*Requirements:*
Images are excluded; otherwise, output every record exactly.

*Extracted records:*
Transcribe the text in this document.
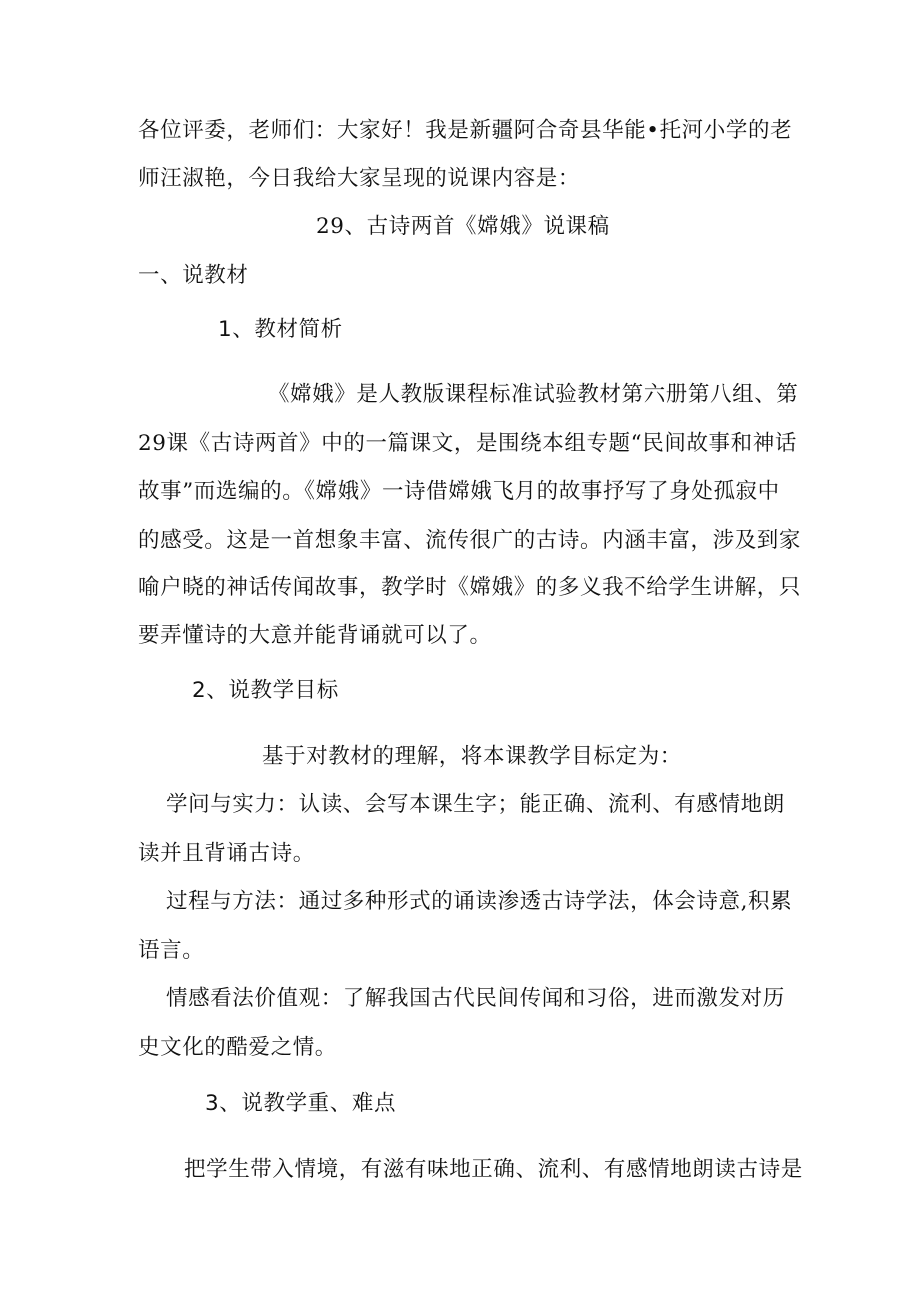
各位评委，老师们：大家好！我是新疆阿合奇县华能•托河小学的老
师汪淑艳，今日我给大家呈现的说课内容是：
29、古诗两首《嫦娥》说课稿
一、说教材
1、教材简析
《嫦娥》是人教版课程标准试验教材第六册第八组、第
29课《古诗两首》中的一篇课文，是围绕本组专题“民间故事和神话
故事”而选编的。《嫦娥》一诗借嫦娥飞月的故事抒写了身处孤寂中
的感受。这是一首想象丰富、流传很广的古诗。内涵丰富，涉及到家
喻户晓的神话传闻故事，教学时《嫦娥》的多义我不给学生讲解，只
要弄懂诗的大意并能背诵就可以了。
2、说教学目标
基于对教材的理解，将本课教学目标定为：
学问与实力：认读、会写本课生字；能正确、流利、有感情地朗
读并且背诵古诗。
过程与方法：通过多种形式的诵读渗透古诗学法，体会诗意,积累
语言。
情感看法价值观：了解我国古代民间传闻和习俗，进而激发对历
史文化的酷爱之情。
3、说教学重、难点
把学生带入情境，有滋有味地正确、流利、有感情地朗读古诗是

*Solution below:*
Transcribe the text in this document.
各位评委，老师们：大家好！我是新疆阿合奇县华能•托河小学的老
师汪淑艳，今日我给大家呈现的说课内容是：
29、古诗两首《嫦娥》说课稿
一、说教材
1、教材简析
《嫦娥》是人教版课程标准试验教材第六册第八组、第
29课《古诗两首》中的一篇课文，是围绕本组专题“民间故事和神话
故事”而选编的。《嫦娥》一诗借嫦娥飞月的故事抒写了身处孤寂中
的感受。这是一首想象丰富、流传很广的古诗。内涵丰富，涉及到家
喻户晓的神话传闻故事，教学时《嫦娥》的多义我不给学生讲解，只
要弄懂诗的大意并能背诵就可以了。
2、说教学目标
基于对教材的理解，将本课教学目标定为：
学问与实力：认读、会写本课生字；能正确、流利、有感情地朗
读并且背诵古诗。
过程与方法：通过多种形式的诵读渗透古诗学法，体会诗意,积累
语言。
情感看法价值观：了解我国古代民间传闻和习俗，进而激发对历
史文化的酷爱之情。
3、说教学重、难点
把学生带入情境，有滋有味地正确、流利、有感情地朗读古诗是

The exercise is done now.